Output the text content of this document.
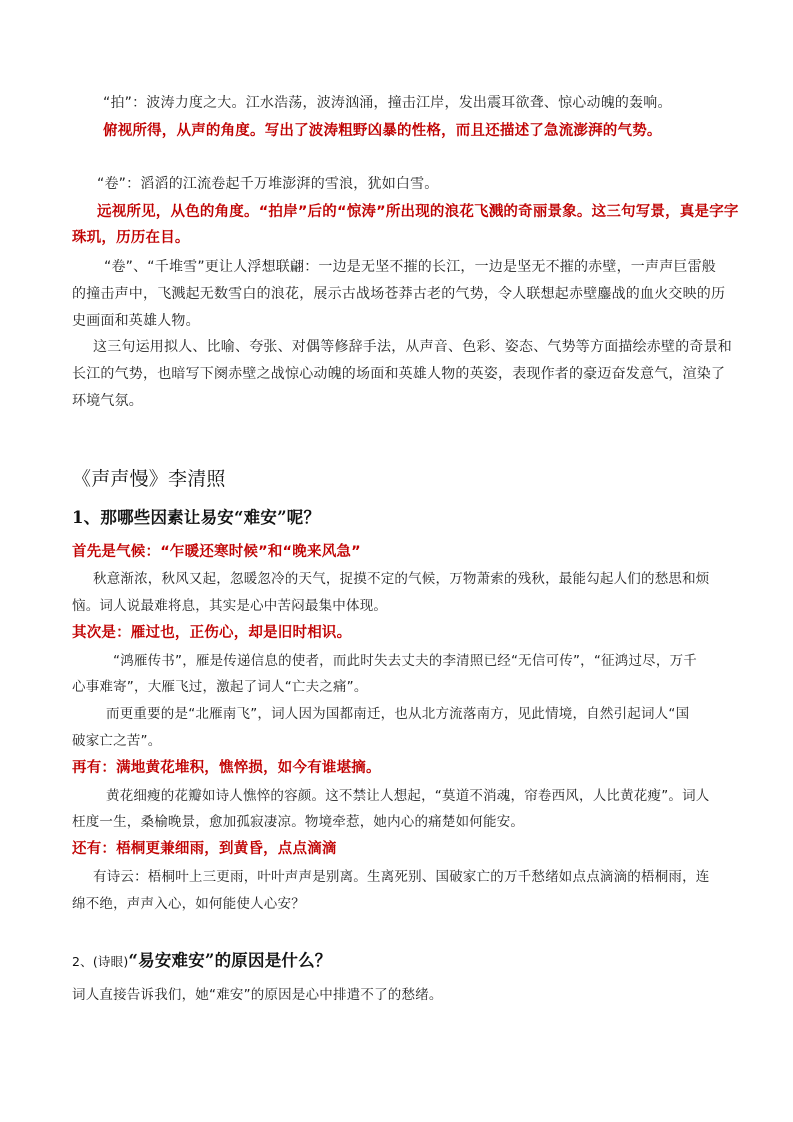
“拍”：波涛力度之大。江水浩荡，波涛汹涌，撞击江岸，发出震耳欲聋、惊心动魄的轰响。
俯视所得，从声的角度。写出了波涛粗野凶暴的性格，而且还描述了急流澎湃的气势。
“卷”：滔滔的江流卷起千万堆澎湃的雪浪，犹如白雪。
远视所见，从色的角度。“拍岸”后的“惊涛”所出现的浪花飞溅的奇丽景象。这三句写景，真是字字
珠玑，历历在目。
“卷”、“千堆雪”更让人浮想联翩：一边是无坚不摧的长江，一边是坚无不摧的赤壁，一声声巨雷般
的撞击声中，飞溅起无数雪白的浪花，展示古战场苍莽古老的气势，令人联想起赤壁鏖战的血火交映的历
史画面和英雄人物。
这三句运用拟人、比喻、夸张、对偶等修辞手法，从声音、色彩、姿态、气势等方面描绘赤壁的奇景和
长江的气势，也暗写下阕赤壁之战惊心动魄的场面和英雄人物的英姿，表现作者的豪迈奋发意气，渲染了
环境气氛。
《声声慢》李清照
1、那哪些因素让易安“难安”呢？
首先是气候：“乍暖还寒时候”和“晚来风急”
秋意渐浓，秋风又起，忽暖忽冷的天气，捉摸不定的气候，万物萧索的残秋，最能勾起人们的愁思和烦
恼。词人说最难将息，其实是心中苦闷最集中体现。
其次是：雁过也，正伤心，却是旧时相识。
“鸿雁传书”，雁是传递信息的使者，而此时失去丈夫的李清照已经“无信可传”，“征鸿过尽，万千
心事难寄”，大雁飞过，激起了词人“亡夫之痛”。
而更重要的是“北雁南飞”，词人因为国都南迁，也从北方流落南方，见此情境，自然引起词人“国
破家亡之苦”。
再有：满地黄花堆积，憔悴损，如今有谁堪摘。
黄花细瘦的花瓣如诗人憔悴的容颜。这不禁让人想起，“莫道不消魂，帘卷西风，人比黄花瘦”。词人
枉度一生，桑榆晚景，愈加孤寂凄凉。物境牵惹，她内心的痛楚如何能安。
还有：梧桐更兼细雨，到黄昏，点点滴滴
有诗云：梧桐叶上三更雨，叶叶声声是别离。生离死别、国破家亡的万千愁绪如点点滴滴的梧桐雨，连
绵不绝，声声入心，如何能使人心安？
2、(诗眼)“易安难安”的原因是什么？
词人直接告诉我们，她“难安”的原因是心中排遣不了的愁绪。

☆ ☆ ☆

## Requirements:
In your copy of the records, include no pictures; repeat everything else exactly.

## Solution for this problem:
Output the text content of this document.
“拍”：波涛力度之大。江水浩荡，波涛汹涌，撞击江岸，发出震耳欲聋、惊心动魄的轰响。
俯视所得，从声的角度。写出了波涛粗野凶暴的性格，而且还描述了急流澎湃的气势。
“卷”：滔滔的江流卷起千万堆澎湃的雪浪，犹如白雪。
远视所见，从色的角度。“拍岸”后的“惊涛”所出现的浪花飞溅的奇丽景象。这三句写景，真是字字
珠玑，历历在目。
“卷”、“千堆雪”更让人浮想联翩：一边是无坚不摧的长江，一边是坚无不摧的赤壁，一声声巨雷般
的撞击声中，飞溅起无数雪白的浪花，展示古战场苍莽古老的气势，令人联想起赤壁鏖战的血火交映的历
史画面和英雄人物。
这三句运用拟人、比喻、夸张、对偶等修辞手法，从声音、色彩、姿态、气势等方面描绘赤壁的奇景和
长江的气势，也暗写下阕赤壁之战惊心动魄的场面和英雄人物的英姿，表现作者的豪迈奋发意气，渲染了
环境气氛。
《声声慢》李清照
1、那哪些因素让易安“难安”呢？
首先是气候：“乍暖还寒时候”和“晚来风急”
秋意渐浓，秋风又起，忽暖忽冷的天气，捉摸不定的气候，万物萧索的残秋，最能勾起人们的愁思和烦
恼。词人说最难将息，其实是心中苦闷最集中体现。
其次是：雁过也，正伤心，却是旧时相识。
“鸿雁传书”，雁是传递信息的使者，而此时失去丈夫的李清照已经“无信可传”，“征鸿过尽，万千
心事难寄”，大雁飞过，激起了词人“亡夫之痛”。
而更重要的是“北雁南飞”，词人因为国都南迁，也从北方流落南方，见此情境，自然引起词人“国
破家亡之苦”。
再有：满地黄花堆积，憔悴损，如今有谁堪摘。
黄花细瘦的花瓣如诗人憔悴的容颜。这不禁让人想起，“莫道不消魂，帘卷西风，人比黄花瘦”。词人
枉度一生，桑榆晚景，愈加孤寂凄凉。物境牵惹，她内心的痛楚如何能安。
还有：梧桐更兼细雨，到黄昏，点点滴滴
有诗云：梧桐叶上三更雨，叶叶声声是别离。生离死别、国破家亡的万千愁绪如点点滴滴的梧桐雨，连
绵不绝，声声入心，如何能使人心安？
2、(诗眼)“易安难安”的原因是什么？
词人直接告诉我们，她“难安”的原因是心中排遣不了的愁绪。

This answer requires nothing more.